Dataset excerpt:
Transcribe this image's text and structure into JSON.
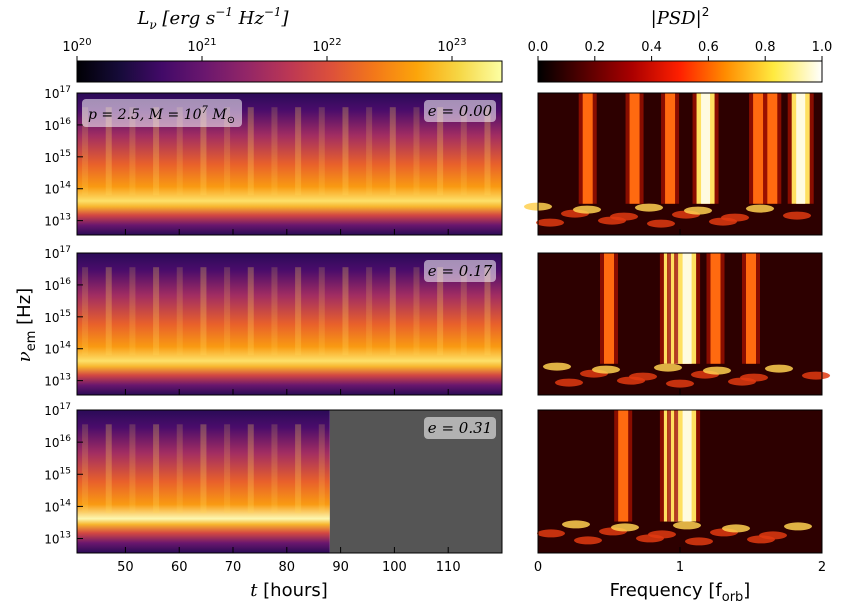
{
  "chart_data": {
    "type": "heatmap",
    "colorbars": [
      {
        "label_main": "L",
        "label_sub": "ν",
        "label_units": "[erg s",
        "label_units2": "Hz",
        "label_close": "]",
        "label_exp": "−1",
        "scale": "log",
        "colormap": "inferno",
        "ticks": [
          {
            "base": "10",
            "exp": "20",
            "value": 20
          },
          {
            "base": "10",
            "exp": "21",
            "value": 21
          },
          {
            "base": "10",
            "exp": "22",
            "value": 22
          },
          {
            "base": "10",
            "exp": "23",
            "value": 23
          }
        ],
        "range_log10": [
          20,
          23.4
        ]
      },
      {
        "label": "|PSD|",
        "label_exp": "2",
        "scale": "linear",
        "colormap": "afmhot",
        "ticks": [
          "0.0",
          "0.2",
          "0.4",
          "0.6",
          "0.8",
          "1.0"
        ],
        "range": [
          0,
          1
        ]
      }
    ],
    "left_panels": {
      "xlabel": "t",
      "xlabel_units": "[hours]",
      "ylabel": "ν",
      "ylabel_sub": "em",
      "ylabel_units": "[Hz]",
      "xlim": [
        41,
        120
      ],
      "xticks": [
        "50",
        "60",
        "70",
        "80",
        "90",
        "100",
        "110"
      ],
      "ylim_log10": [
        12.55,
        17
      ],
      "yticks": [
        {
          "base": "10",
          "exp": "17",
          "value": 17
        },
        {
          "base": "10",
          "exp": "16",
          "value": 16
        },
        {
          "base": "10",
          "exp": "15",
          "value": 15
        },
        {
          "base": "10",
          "exp": "14",
          "value": 14
        },
        {
          "base": "10",
          "exp": "13",
          "value": 13
        }
      ]
    },
    "right_panels": {
      "xlabel": "Frequency [f",
      "xlabel_sub": "orb",
      "xlabel_close": "]",
      "xlim": [
        0,
        2
      ],
      "xticks": [
        "0",
        "1",
        "2"
      ]
    },
    "annotation": {
      "p_text": "p = 2.5, M = 10",
      "exp": "7",
      "msun": "M",
      "msun_sub": "⊙"
    },
    "panels": [
      {
        "name": "e = 0.00",
        "eccentricity": 0.0,
        "data_end_t": 120,
        "psd_peaks_forb": [
          0.35,
          0.68,
          0.93,
          1.18,
          1.55,
          1.65,
          1.85
        ]
      },
      {
        "name": "e = 0.17",
        "eccentricity": 0.17,
        "data_end_t": 120,
        "psd_peaks_forb": [
          0.5,
          0.95,
          1.0,
          1.05,
          1.25,
          1.5
        ]
      },
      {
        "name": "e = 0.31",
        "eccentricity": 0.31,
        "data_end_t": 88,
        "psd_peaks_forb": [
          0.6,
          0.95,
          1.0,
          1.05
        ]
      }
    ]
  }
}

▸ WRITTEN PROBLEM
Skip the pictures and print each record exactly as it stands.

▸ OUTPUT BELOW
Transcribe this image's text and structure into JSON.
{
  "chart_data": {
    "type": "heatmap",
    "colorbars": [
      {
        "label_main": "L",
        "label_sub": "ν",
        "label_units": "[erg s",
        "label_units2": "Hz",
        "label_close": "]",
        "label_exp": "−1",
        "scale": "log",
        "colormap": "inferno",
        "ticks": [
          {
            "base": "10",
            "exp": "20",
            "value": 20
          },
          {
            "base": "10",
            "exp": "21",
            "value": 21
          },
          {
            "base": "10",
            "exp": "22",
            "value": 22
          },
          {
            "base": "10",
            "exp": "23",
            "value": 23
          }
        ],
        "range_log10": [
          20,
          23.4
        ]
      },
      {
        "label": "|PSD|",
        "label_exp": "2",
        "scale": "linear",
        "colormap": "afmhot",
        "ticks": [
          "0.0",
          "0.2",
          "0.4",
          "0.6",
          "0.8",
          "1.0"
        ],
        "range": [
          0,
          1
        ]
      }
    ],
    "left_panels": {
      "xlabel": "t",
      "xlabel_units": "[hours]",
      "ylabel": "ν",
      "ylabel_sub": "em",
      "ylabel_units": "[Hz]",
      "xlim": [
        41,
        120
      ],
      "xticks": [
        "50",
        "60",
        "70",
        "80",
        "90",
        "100",
        "110"
      ],
      "ylim_log10": [
        12.55,
        17
      ],
      "yticks": [
        {
          "base": "10",
          "exp": "17",
          "value": 17
        },
        {
          "base": "10",
          "exp": "16",
          "value": 16
        },
        {
          "base": "10",
          "exp": "15",
          "value": 15
        },
        {
          "base": "10",
          "exp": "14",
          "value": 14
        },
        {
          "base": "10",
          "exp": "13",
          "value": 13
        }
      ]
    },
    "right_panels": {
      "xlabel": "Frequency [f",
      "xlabel_sub": "orb",
      "xlabel_close": "]",
      "xlim": [
        0,
        2
      ],
      "xticks": [
        "0",
        "1",
        "2"
      ]
    },
    "annotation": {
      "p_text": "p = 2.5, M = 10",
      "exp": "7",
      "msun": "M",
      "msun_sub": "⊙"
    },
    "panels": [
      {
        "name": "e = 0.00",
        "eccentricity": 0.0,
        "data_end_t": 120,
        "psd_peaks_forb": [
          0.35,
          0.68,
          0.93,
          1.18,
          1.55,
          1.65,
          1.85
        ]
      },
      {
        "name": "e = 0.17",
        "eccentricity": 0.17,
        "data_end_t": 120,
        "psd_peaks_forb": [
          0.5,
          0.95,
          1.0,
          1.05,
          1.25,
          1.5
        ]
      },
      {
        "name": "e = 0.31",
        "eccentricity": 0.31,
        "data_end_t": 88,
        "psd_peaks_forb": [
          0.6,
          0.95,
          1.0,
          1.05
        ]
      }
    ]
  }
}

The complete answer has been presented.